Stored items from a collection
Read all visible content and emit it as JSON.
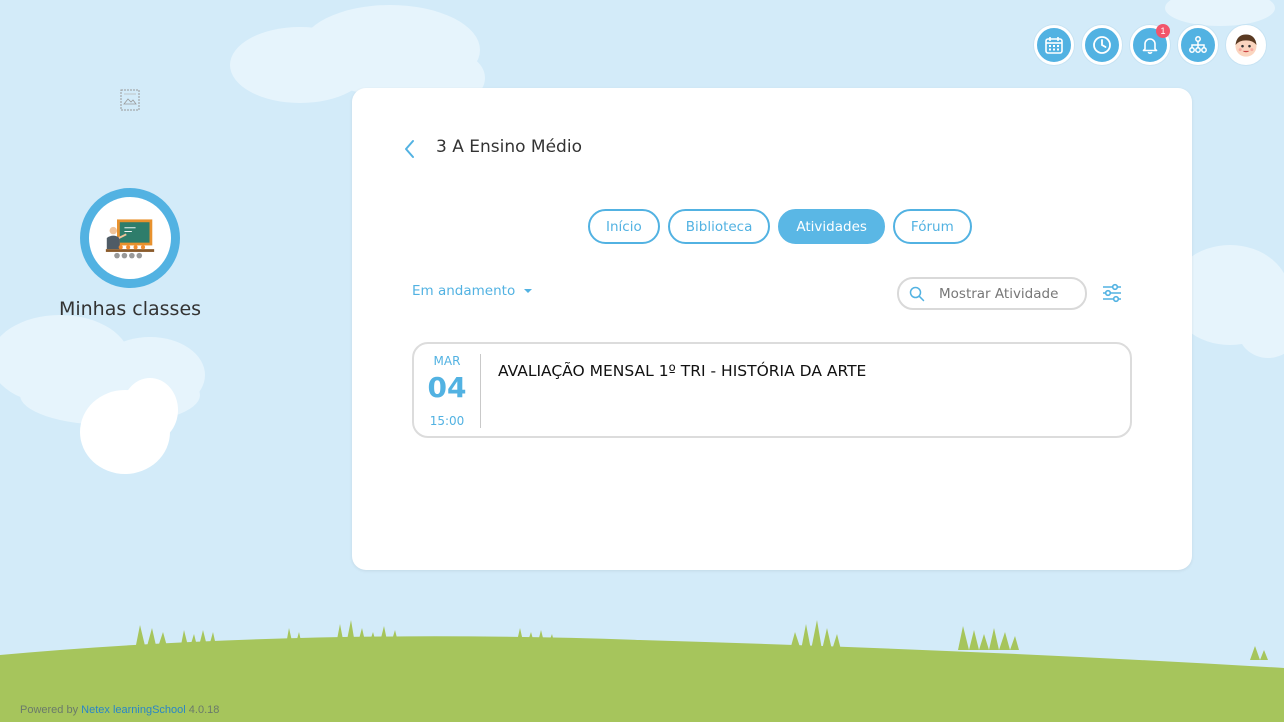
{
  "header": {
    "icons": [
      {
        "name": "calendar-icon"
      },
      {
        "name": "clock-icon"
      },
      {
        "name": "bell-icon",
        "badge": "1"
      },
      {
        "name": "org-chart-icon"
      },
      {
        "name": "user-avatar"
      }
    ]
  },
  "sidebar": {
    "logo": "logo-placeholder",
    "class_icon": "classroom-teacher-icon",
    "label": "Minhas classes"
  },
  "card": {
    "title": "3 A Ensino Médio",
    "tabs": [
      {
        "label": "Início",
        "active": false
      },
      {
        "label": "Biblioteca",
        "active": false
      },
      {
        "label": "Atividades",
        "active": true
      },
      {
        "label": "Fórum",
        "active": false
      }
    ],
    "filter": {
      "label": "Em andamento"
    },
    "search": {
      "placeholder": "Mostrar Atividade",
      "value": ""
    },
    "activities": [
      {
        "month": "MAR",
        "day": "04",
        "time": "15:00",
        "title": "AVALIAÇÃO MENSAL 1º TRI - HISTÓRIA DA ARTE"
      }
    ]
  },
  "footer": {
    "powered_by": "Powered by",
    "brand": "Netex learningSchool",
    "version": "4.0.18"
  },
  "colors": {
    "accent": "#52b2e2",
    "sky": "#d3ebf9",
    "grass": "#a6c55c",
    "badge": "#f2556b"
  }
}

==

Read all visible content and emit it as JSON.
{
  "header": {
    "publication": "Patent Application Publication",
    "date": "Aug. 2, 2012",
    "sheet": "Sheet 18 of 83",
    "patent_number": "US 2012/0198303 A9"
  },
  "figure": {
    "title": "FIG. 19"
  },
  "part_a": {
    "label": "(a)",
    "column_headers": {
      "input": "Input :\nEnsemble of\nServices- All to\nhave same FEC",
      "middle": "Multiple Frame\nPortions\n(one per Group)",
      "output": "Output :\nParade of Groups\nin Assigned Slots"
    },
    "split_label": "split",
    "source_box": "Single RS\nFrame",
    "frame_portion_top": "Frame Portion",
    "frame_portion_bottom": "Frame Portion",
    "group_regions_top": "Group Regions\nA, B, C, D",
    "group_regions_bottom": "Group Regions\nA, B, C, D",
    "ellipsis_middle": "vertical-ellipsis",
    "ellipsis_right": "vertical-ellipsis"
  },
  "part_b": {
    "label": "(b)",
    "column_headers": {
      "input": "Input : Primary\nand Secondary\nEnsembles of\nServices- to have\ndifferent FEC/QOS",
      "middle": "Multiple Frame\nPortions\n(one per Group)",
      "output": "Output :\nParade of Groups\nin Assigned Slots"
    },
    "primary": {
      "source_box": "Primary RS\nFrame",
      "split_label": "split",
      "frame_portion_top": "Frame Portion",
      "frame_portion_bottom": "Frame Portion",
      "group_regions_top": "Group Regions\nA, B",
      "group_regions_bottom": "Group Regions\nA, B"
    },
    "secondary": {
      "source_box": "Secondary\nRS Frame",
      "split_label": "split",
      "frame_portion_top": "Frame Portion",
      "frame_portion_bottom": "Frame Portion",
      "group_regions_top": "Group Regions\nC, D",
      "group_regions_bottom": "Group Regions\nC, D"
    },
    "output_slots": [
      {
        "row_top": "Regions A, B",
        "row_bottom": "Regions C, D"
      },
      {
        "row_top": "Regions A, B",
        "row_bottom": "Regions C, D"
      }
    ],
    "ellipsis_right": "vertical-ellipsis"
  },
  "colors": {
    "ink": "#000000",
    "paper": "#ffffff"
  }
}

...

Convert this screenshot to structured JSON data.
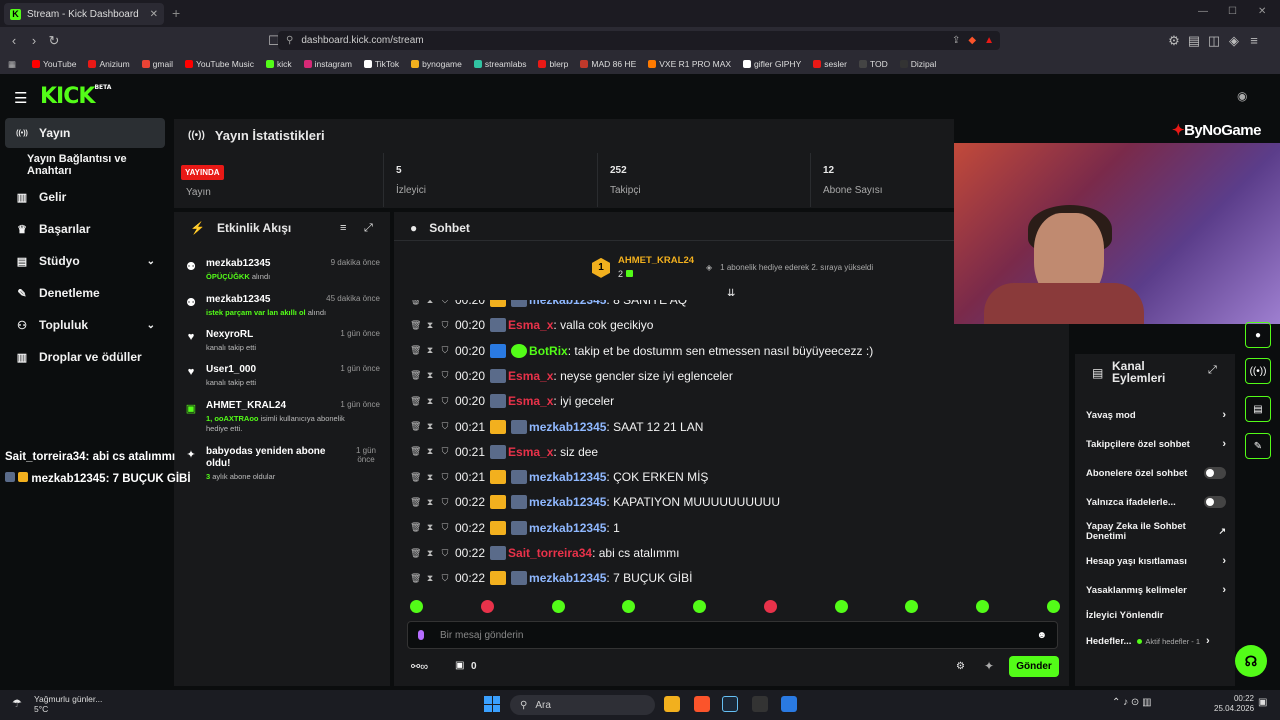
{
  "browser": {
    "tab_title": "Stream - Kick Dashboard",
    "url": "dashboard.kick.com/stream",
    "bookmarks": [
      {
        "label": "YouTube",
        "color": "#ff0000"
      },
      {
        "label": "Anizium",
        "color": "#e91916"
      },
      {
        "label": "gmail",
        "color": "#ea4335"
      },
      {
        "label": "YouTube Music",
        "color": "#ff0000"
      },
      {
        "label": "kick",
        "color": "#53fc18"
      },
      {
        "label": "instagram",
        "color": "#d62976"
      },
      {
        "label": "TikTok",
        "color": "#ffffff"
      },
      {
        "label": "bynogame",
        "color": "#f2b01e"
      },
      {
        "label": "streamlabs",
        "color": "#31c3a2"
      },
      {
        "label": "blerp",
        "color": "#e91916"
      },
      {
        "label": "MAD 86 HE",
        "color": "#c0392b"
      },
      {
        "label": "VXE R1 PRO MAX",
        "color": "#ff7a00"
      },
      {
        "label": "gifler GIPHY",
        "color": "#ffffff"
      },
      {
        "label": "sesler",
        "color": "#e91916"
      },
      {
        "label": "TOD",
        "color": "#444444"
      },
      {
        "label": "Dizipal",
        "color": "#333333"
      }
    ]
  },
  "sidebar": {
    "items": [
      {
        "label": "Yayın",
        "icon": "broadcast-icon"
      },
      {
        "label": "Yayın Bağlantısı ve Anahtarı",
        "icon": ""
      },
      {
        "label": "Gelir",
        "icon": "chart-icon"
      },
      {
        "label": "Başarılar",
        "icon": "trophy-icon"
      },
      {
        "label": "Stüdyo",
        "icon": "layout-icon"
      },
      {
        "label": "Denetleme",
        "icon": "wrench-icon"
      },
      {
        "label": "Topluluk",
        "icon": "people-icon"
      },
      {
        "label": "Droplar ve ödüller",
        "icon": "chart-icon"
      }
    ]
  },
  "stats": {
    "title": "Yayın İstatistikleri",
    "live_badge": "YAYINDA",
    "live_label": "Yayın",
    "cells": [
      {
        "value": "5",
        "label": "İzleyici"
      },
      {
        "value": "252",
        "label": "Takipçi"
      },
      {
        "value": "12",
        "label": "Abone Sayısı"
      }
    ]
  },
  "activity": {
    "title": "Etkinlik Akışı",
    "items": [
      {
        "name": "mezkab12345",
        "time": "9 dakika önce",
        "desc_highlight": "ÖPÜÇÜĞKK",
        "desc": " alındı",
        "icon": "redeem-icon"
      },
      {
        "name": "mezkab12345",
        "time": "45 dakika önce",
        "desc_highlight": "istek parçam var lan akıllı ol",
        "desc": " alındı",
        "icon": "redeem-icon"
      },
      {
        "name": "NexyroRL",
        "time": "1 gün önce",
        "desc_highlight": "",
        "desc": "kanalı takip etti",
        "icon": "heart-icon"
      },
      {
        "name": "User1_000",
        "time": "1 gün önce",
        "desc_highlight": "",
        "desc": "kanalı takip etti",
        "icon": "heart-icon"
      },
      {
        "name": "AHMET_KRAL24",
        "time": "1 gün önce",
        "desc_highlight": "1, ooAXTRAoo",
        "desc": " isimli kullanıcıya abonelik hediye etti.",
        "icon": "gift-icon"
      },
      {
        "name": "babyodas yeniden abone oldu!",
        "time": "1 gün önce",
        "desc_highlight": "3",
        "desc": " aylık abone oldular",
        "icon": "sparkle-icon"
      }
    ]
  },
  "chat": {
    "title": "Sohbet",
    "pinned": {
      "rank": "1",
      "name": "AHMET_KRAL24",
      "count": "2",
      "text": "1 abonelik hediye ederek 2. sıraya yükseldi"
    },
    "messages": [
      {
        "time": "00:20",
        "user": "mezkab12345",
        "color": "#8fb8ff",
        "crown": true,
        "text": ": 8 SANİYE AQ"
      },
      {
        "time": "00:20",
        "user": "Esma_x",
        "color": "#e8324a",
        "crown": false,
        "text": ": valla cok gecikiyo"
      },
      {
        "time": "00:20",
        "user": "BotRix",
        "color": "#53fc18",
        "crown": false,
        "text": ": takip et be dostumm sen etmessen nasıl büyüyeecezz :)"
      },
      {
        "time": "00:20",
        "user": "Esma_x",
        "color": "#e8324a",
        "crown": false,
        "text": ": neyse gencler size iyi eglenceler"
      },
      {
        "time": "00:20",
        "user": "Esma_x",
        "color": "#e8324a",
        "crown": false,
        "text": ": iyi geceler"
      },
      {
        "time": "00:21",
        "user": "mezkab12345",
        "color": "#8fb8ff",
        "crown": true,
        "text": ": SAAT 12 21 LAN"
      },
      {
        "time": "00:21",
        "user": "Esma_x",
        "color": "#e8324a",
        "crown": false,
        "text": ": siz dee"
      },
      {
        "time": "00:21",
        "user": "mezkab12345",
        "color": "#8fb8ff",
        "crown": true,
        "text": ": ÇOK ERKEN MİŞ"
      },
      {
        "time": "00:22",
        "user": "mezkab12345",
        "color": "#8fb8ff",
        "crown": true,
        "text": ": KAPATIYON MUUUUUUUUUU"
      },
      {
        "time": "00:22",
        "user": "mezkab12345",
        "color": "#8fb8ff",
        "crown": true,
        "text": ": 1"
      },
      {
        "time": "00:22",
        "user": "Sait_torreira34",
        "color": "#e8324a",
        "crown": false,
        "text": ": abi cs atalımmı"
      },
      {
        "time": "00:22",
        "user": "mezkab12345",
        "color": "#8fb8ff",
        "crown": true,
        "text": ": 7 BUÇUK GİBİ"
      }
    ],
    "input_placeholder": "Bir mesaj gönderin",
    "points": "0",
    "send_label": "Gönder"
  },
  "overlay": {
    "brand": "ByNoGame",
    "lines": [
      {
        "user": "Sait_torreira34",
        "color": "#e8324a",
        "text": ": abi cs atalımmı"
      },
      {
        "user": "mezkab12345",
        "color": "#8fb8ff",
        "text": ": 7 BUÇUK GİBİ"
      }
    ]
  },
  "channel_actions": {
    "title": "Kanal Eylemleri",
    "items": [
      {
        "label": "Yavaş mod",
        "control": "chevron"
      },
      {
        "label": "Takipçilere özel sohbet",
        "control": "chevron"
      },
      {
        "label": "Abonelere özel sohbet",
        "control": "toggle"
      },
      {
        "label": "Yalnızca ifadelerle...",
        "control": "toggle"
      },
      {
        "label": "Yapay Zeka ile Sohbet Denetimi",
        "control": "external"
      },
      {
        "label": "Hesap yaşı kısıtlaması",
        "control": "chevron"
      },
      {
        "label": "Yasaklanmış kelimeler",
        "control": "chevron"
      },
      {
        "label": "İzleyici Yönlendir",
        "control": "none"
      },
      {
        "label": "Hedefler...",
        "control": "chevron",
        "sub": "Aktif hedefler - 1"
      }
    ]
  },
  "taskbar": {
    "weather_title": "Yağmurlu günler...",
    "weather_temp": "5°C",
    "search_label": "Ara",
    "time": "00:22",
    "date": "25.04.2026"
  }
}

STATED GOAL: Scan the material above. Copy each line where "nFrame" occurs.

ANSWER FOR THE TASK:
    "source_box": "Single RS\nFrame",
      "source_box": "Primary RS\nFrame",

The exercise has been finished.